JOB: Below are some records. Pull every line that contains the word "dokumentacji".

RECORDS SHOWN:
=-=-=-=-=

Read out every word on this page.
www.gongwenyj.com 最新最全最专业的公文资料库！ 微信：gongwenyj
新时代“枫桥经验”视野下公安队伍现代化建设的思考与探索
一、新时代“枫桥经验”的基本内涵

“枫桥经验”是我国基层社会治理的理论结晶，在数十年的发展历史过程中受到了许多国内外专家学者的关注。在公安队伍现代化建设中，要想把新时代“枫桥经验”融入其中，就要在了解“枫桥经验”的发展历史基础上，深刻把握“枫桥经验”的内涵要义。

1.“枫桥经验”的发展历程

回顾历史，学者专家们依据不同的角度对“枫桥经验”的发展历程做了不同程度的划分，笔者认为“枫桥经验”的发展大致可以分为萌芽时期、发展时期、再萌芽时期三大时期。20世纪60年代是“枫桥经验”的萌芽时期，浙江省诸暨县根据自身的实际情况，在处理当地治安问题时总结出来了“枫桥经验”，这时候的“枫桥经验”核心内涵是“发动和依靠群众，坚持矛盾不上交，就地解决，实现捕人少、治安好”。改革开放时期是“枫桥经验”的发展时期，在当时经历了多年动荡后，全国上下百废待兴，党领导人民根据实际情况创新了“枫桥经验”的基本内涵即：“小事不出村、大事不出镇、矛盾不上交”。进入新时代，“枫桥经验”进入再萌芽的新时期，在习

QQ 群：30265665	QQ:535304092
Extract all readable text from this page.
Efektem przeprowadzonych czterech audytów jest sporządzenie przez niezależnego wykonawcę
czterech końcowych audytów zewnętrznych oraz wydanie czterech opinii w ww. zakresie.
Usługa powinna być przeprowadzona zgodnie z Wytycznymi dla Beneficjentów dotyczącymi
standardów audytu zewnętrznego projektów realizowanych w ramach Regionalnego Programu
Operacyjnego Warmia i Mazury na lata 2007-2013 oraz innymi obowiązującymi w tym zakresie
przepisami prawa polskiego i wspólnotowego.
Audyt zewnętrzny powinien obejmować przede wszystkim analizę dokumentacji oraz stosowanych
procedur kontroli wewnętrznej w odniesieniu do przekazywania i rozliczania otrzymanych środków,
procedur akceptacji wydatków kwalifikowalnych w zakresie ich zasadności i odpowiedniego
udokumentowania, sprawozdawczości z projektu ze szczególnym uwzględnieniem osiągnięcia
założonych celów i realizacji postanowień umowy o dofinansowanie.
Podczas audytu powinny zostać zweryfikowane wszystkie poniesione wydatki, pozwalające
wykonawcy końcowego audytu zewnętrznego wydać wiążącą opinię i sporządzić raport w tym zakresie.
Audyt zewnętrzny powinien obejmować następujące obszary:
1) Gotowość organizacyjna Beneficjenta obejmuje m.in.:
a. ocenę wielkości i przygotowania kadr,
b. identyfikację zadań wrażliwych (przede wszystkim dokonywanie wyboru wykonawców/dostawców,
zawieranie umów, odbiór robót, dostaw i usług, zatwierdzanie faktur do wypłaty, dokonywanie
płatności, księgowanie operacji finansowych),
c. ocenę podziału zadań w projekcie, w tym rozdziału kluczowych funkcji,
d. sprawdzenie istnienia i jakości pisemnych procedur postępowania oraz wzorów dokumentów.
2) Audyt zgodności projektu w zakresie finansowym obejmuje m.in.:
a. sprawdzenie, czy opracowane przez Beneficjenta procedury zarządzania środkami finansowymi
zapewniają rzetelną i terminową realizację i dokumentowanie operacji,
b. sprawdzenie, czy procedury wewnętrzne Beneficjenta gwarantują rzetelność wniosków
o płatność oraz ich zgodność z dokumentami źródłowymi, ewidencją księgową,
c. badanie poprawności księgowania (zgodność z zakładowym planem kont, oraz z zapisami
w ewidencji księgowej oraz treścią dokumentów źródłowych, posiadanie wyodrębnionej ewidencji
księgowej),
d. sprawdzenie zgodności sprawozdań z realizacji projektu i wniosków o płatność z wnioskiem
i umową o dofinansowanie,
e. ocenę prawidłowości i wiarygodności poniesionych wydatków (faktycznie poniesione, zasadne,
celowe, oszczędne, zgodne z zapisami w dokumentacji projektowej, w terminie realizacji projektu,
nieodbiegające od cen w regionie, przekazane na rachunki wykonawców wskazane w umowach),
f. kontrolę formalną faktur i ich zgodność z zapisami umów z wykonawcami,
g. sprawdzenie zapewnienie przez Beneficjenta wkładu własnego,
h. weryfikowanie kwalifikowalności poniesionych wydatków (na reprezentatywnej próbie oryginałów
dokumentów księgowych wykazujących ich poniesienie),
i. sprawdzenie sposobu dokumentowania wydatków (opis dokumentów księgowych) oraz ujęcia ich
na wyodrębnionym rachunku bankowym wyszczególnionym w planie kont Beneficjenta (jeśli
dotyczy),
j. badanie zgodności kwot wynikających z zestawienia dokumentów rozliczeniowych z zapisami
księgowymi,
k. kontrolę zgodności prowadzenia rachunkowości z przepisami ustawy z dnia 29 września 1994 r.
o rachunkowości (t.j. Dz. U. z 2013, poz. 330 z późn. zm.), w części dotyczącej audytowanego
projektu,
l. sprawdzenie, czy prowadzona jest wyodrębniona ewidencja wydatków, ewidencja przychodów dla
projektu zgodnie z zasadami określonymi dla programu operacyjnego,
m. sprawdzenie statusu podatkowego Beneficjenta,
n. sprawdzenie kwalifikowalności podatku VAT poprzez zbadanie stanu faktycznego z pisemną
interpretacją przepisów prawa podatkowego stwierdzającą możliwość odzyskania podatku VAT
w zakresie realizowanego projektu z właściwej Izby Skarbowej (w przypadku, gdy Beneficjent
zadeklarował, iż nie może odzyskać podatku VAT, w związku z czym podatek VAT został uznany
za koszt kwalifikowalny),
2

=-=-=-=-=

ANSWER IN FULL:
Audyt zewnętrzny powinien obejmować przede wszystkim analizę dokumentacji oraz stosowanych
celowe, oszczędne, zgodne z zapisami w dokumentacji projektowej, w terminie realizacji projektu,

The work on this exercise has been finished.